課題 ▸ 下に掲げる「福音の一致」についての本文から、「②この当時の教会の問題は、特」以降「葉を使って説明しています。)」までを、両端の語句も含めて一字も変えずに書き写してください。

掲載本文 ▸
========

第3課 青年用:松本 裕喜

2017年 第3期  「ガラテヤの信徒への手紙における福音」

福音の一致

今週のポイント
①教会において一致は重要です。それは、キリストを信じる信仰によって誰でもどんな人でも救われるという福音の理解における一致です。これが人によって違ってくると色々と問題が起きてきますが、当時の教会には福音の理解に違いがあったので教会が分裂する危険がありました。

②この当時の教会の問題は、特定のユダヤ人クリスチャンたちが、異邦人でも割礼を受けないと救われないと信じていたことです。それは、キリストに対する信仰で救われると教えていたパウロの教えとは正反対のものでした。

③福音は一つです。すなわち、神の恵みによりキリストを信じる信仰によって救われます。しかし、伝え方は伝える対象によって様々です。(ガイドではこれを「多様性の中の一致」という言葉を使って説明しています。)

④ペトロは使徒10章で、神は全ての人を分け隔てなく愛し救われることを学んだはずでした。しかし後になって、異邦人を分け隔てる行動をとりました(ガラテヤ2:12)。このことは他のユダヤ人にも同じ行動をとらせる結果になってしまいました。「もし教会がペトロのようなその場限りの二面的な生き方をしていったら、『律法を重んじるクリスチャン(ユダヤ人)も律法を知らないクリスチャン(異邦人)も、勝手に別々の生き方をし、生きて働く神に導かれる一つの教会、キリストを頭とする一つの体としての教会は、最初から陽の目を見ない暗夜行路になっていた』ことでしょう」(副読本29頁)。

⑤教会は、ユダヤ人も異邦人も全ての人が神の恵みによって救われると信じていたのに、ペトロの行動によってそれが損なわれる危険を生み出し、教会が分裂しかねない状況になりました。(それをパウロは面と向かってペトロを非難しました。)

========

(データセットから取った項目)
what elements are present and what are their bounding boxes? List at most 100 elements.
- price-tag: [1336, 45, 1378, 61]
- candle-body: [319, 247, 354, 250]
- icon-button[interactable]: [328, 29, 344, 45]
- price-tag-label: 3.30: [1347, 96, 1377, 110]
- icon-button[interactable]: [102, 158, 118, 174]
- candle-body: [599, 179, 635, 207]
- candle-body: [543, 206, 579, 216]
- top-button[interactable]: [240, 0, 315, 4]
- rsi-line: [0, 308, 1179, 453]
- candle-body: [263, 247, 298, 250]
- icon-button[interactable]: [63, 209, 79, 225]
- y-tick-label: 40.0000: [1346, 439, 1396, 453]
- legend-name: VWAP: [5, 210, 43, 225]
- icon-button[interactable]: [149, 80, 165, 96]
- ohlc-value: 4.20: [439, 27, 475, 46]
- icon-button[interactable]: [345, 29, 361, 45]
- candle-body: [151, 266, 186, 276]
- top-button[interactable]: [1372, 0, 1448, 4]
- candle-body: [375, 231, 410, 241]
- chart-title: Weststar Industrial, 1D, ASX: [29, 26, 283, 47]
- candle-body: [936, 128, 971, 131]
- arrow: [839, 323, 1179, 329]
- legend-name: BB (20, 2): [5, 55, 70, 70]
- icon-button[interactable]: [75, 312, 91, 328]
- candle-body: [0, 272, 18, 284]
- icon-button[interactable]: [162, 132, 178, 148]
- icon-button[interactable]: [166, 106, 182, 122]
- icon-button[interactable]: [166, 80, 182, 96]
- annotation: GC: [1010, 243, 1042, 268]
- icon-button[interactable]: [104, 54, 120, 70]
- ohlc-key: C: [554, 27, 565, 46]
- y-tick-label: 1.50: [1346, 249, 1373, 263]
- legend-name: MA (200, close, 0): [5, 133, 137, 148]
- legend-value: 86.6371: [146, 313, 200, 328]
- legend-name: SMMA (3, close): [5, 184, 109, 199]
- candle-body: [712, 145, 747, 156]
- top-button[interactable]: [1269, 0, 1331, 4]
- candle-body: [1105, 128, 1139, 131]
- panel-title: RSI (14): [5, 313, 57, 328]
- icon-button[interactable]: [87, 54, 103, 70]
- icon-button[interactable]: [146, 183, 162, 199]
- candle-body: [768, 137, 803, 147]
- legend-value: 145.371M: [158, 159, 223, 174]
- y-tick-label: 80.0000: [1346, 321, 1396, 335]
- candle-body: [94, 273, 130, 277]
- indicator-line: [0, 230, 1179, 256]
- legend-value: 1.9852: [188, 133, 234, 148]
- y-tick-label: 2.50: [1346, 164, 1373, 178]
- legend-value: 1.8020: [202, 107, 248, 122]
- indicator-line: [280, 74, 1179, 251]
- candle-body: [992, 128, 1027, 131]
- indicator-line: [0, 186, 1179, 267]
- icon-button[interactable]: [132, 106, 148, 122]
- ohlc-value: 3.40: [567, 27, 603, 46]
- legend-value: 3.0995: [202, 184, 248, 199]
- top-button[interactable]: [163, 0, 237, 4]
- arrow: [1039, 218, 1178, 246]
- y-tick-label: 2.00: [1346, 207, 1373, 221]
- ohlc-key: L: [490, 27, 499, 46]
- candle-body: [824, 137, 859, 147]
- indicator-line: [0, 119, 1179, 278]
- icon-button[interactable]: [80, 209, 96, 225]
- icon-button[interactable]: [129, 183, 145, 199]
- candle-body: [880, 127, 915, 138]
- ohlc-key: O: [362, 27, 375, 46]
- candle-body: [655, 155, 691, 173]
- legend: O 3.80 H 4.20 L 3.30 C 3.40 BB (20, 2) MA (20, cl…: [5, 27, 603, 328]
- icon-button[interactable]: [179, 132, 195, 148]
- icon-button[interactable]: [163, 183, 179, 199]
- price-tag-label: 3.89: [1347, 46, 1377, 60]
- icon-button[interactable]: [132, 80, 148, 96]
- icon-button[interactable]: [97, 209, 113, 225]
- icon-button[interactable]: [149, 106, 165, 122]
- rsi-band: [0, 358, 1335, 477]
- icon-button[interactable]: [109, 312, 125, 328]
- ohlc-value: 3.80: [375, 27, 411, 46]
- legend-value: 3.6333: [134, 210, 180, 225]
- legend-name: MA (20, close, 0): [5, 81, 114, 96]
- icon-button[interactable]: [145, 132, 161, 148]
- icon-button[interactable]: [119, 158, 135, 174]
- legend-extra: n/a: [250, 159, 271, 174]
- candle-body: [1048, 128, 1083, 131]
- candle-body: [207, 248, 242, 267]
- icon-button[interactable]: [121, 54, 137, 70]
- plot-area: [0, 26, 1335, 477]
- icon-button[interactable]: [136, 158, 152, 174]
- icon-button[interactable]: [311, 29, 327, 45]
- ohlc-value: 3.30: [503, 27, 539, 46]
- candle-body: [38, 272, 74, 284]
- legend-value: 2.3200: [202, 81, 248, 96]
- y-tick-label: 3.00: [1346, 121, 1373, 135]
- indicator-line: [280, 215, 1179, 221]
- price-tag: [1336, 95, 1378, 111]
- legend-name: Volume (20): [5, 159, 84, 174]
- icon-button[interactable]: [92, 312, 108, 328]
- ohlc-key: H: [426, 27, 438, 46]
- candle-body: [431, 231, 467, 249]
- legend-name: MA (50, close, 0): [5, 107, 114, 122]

========

解答 ▸
②この当時の教会の問題は、特定のユダヤ人クリスチャンたちが、異邦人でも割礼を受けないと救われないと信じていたことです。それは、キリストに対する信仰で救われると教えていたパウロの教えとは正反対のものでした。

③福音は一つです。すなわち、神の恵みによりキリストを信じる信仰によって救われます。しかし、伝え方は伝える対象によって様々です。(ガイドではこれを「多様性の中の一致」という言葉を使って説明しています。)